Below is a block of data; give all of it again word for word.

[Extracted data entries]
--- --- ---

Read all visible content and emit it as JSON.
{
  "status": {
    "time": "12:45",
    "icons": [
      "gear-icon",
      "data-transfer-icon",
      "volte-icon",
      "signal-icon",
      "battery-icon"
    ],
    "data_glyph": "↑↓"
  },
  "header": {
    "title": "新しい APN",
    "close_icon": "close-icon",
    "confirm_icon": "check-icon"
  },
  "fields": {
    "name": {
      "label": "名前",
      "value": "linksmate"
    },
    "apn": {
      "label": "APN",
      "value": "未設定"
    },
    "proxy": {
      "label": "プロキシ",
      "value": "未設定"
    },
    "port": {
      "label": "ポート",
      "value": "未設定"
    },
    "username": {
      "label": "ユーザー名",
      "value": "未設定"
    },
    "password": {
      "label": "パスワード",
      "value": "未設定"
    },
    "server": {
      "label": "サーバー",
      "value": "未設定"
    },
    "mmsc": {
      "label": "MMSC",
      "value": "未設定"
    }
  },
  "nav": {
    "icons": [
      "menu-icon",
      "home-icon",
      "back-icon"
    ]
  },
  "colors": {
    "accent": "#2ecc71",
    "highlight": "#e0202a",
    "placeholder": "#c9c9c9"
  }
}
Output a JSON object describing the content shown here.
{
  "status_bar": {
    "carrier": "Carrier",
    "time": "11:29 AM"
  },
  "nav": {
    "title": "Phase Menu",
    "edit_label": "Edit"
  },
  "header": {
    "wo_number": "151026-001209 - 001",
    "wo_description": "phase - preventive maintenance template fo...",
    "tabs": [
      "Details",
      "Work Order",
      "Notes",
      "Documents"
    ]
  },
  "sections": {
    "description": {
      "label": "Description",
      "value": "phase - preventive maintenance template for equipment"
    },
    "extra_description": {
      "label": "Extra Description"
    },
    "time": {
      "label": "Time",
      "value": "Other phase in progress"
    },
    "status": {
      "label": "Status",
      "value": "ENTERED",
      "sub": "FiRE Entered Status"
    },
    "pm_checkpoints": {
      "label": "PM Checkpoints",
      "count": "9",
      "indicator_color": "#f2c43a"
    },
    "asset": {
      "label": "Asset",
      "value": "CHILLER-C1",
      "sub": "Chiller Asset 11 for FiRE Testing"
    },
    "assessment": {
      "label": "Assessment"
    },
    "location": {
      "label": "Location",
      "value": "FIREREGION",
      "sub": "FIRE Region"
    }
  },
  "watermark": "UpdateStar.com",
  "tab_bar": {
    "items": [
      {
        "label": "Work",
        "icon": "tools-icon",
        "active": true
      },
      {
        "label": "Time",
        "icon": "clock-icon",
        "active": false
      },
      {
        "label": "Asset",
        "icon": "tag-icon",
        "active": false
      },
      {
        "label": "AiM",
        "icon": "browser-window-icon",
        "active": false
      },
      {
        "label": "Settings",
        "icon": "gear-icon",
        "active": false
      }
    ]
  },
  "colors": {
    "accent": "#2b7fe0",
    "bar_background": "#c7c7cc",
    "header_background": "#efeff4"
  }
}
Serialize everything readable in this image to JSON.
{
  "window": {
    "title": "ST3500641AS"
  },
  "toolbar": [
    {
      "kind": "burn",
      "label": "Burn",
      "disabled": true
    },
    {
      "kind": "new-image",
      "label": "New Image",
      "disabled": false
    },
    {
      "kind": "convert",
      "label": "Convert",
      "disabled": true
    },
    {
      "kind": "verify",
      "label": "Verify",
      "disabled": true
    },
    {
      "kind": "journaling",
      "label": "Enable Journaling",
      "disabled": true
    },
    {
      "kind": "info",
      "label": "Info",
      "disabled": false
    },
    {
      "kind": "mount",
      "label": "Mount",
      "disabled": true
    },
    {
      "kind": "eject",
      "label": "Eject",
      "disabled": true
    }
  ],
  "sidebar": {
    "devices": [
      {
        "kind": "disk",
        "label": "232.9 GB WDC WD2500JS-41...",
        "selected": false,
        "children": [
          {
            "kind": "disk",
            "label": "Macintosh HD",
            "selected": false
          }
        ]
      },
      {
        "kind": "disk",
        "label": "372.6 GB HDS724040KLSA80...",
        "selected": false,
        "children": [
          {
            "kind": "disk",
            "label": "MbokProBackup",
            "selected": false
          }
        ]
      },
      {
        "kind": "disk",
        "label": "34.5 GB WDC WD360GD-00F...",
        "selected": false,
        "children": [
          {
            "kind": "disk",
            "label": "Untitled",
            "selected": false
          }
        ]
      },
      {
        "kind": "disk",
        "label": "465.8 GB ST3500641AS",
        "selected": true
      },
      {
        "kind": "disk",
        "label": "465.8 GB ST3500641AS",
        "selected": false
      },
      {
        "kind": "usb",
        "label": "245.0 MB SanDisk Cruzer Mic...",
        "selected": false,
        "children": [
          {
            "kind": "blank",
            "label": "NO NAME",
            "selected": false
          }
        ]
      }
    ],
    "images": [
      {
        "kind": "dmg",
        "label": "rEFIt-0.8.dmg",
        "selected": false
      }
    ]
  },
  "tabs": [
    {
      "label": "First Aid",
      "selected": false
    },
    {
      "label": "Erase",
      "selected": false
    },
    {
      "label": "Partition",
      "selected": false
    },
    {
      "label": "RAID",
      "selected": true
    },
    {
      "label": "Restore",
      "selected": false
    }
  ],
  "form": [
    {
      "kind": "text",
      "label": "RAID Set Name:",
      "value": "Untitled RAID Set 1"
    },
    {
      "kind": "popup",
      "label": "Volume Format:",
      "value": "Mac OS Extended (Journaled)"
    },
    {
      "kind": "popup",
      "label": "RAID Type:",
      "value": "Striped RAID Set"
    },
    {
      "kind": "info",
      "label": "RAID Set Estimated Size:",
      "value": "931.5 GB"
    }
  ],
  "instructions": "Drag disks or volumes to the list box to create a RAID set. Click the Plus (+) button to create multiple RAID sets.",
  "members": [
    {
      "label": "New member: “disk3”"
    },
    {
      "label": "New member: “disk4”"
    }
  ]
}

--- --- ---

* _FULL OUTPUT_:
Read all visible content and emit it as JSON.
{
  "status": {
    "time": "12:45",
    "icons": [
      "gear-icon",
      "data-transfer-icon",
      "volte-icon",
      "signal-icon",
      "battery-icon"
    ],
    "data_glyph": "↑↓"
  },
  "header": {
    "title": "新しい APN",
    "close_icon": "close-icon",
    "confirm_icon": "check-icon"
  },
  "fields": {
    "name": {
      "label": "名前",
      "value": "linksmate"
    },
    "apn": {
      "label": "APN",
      "value": "未設定"
    },
    "proxy": {
      "label": "プロキシ",
      "value": "未設定"
    },
    "port": {
      "label": "ポート",
      "value": "未設定"
    },
    "username": {
      "label": "ユーザー名",
      "value": "未設定"
    },
    "password": {
      "label": "パスワード",
      "value": "未設定"
    },
    "server": {
      "label": "サーバー",
      "value": "未設定"
    },
    "mmsc": {
      "label": "MMSC",
      "value": "未設定"
    }
  },
  "nav": {
    "icons": [
      "menu-icon",
      "home-icon",
      "back-icon"
    ]
  },
  "colors": {
    "accent": "#2ecc71",
    "highlight": "#e0202a",
    "placeholder": "#c9c9c9"
  }
}
Output a JSON object describing the content shown here.
{
  "status_bar": {
    "carrier": "Carrier",
    "time": "11:29 AM"
  },
  "nav": {
    "title": "Phase Menu",
    "edit_label": "Edit"
  },
  "header": {
    "wo_number": "151026-001209 - 001",
    "wo_description": "phase - preventive maintenance template fo...",
    "tabs": [
      "Details",
      "Work Order",
      "Notes",
      "Documents"
    ]
  },
  "sections": {
    "description": {
      "label": "Description",
      "value": "phase - preventive maintenance template for equipment"
    },
    "extra_description": {
      "label": "Extra Description"
    },
    "time": {
      "label": "Time",
      "value": "Other phase in progress"
    },
    "status": {
      "label": "Status",
      "value": "ENTERED",
      "sub": "FiRE Entered Status"
    },
    "pm_checkpoints": {
      "label": "PM Checkpoints",
      "count": "9",
      "indicator_color": "#f2c43a"
    },
    "asset": {
      "label": "Asset",
      "value": "CHILLER-C1",
      "sub": "Chiller Asset 11 for FiRE Testing"
    },
    "assessment": {
      "label": "Assessment"
    },
    "location": {
      "label": "Location",
      "value": "FIREREGION",
      "sub": "FIRE Region"
    }
  },
  "watermark": "UpdateStar.com",
  "tab_bar": {
    "items": [
      {
        "label": "Work",
        "icon": "tools-icon",
        "active": true
      },
      {
        "label": "Time",
        "icon": "clock-icon",
        "active": false
      },
      {
        "label": "Asset",
        "icon": "tag-icon",
        "active": false
      },
      {
        "label": "AiM",
        "icon": "browser-window-icon",
        "active": false
      },
      {
        "label": "Settings",
        "icon": "gear-icon",
        "active": false
      }
    ]
  },
  "colors": {
    "accent": "#2b7fe0",
    "bar_background": "#c7c7cc",
    "header_background": "#efeff4"
  }
}
Serialize everything readable in this image to JSON.
{
  "window": {
    "title": "ST3500641AS"
  },
  "toolbar": [
    {
      "kind": "burn",
      "label": "Burn",
      "disabled": true
    },
    {
      "kind": "new-image",
      "label": "New Image",
      "disabled": false
    },
    {
      "kind": "convert",
      "label": "Convert",
      "disabled": true
    },
    {
      "kind": "verify",
      "label": "Verify",
      "disabled": true
    },
    {
      "kind": "journaling",
      "label": "Enable Journaling",
      "disabled": true
    },
    {
      "kind": "info",
      "label": "Info",
      "disabled": false
    },
    {
      "kind": "mount",
      "label": "Mount",
      "disabled": true
    },
    {
      "kind": "eject",
      "label": "Eject",
      "disabled": true
    }
  ],
  "sidebar": {
    "devices": [
      {
        "kind": "disk",
        "label": "232.9 GB WDC WD2500JS-41...",
        "selected": false,
        "children": [
          {
            "kind": "disk",
            "label": "Macintosh HD",
            "selected": false
          }
        ]
      },
      {
        "kind": "disk",
        "label": "372.6 GB HDS724040KLSA80...",
        "selected": false,
        "children": [
          {
            "kind": "disk",
            "label": "MbokProBackup",
            "selected": false
          }
        ]
      },
      {
        "kind": "disk",
        "label": "34.5 GB WDC WD360GD-00F...",
        "selected": false,
        "children": [
          {
            "kind": "disk",
            "label": "Untitled",
            "selected": false
          }
        ]
      },
      {
        "kind": "disk",
        "label": "465.8 GB ST3500641AS",
        "selected": true
      },
      {
        "kind": "disk",
        "label": "465.8 GB ST3500641AS",
        "selected": false
      },
      {
        "kind": "usb",
        "label": "245.0 MB SanDisk Cruzer Mic...",
        "selected": false,
        "children": [
          {
            "kind": "blank",
            "label": "NO NAME",
            "selected": false
          }
        ]
      }
    ],
    "images": [
      {
        "kind": "dmg",
        "label": "rEFIt-0.8.dmg",
        "selected": false
      }
    ]
  },
  "tabs": [
    {
      "label": "First Aid",
      "selected": false
    },
    {
      "label": "Erase",
      "selected": false
    },
    {
      "label": "Partition",
      "selected": false
    },
    {
      "label": "RAID",
      "selected": true
    },
    {
      "label": "Restore",
      "selected": false
    }
  ],
  "form": [
    {
      "kind": "text",
      "label": "RAID Set Name:",
      "value": "Untitled RAID Set 1"
    },
    {
      "kind": "popup",
      "label": "Volume Format:",
      "value": "Mac OS Extended (Journaled)"
    },
    {
      "kind": "popup",
      "label": "RAID Type:",
      "value": "Striped RAID Set"
    },
    {
      "kind": "info",
      "label": "RAID Set Estimated Size:",
      "value": "931.5 GB"
    }
  ],
  "instructions": "Drag disks or volumes to the list box to create a RAID set. Click the Plus (+) button to create multiple RAID sets.",
  "members": [
    {
      "label": "New member: “disk3”"
    },
    {
      "label": "New member: “disk4”"
    }
  ]
}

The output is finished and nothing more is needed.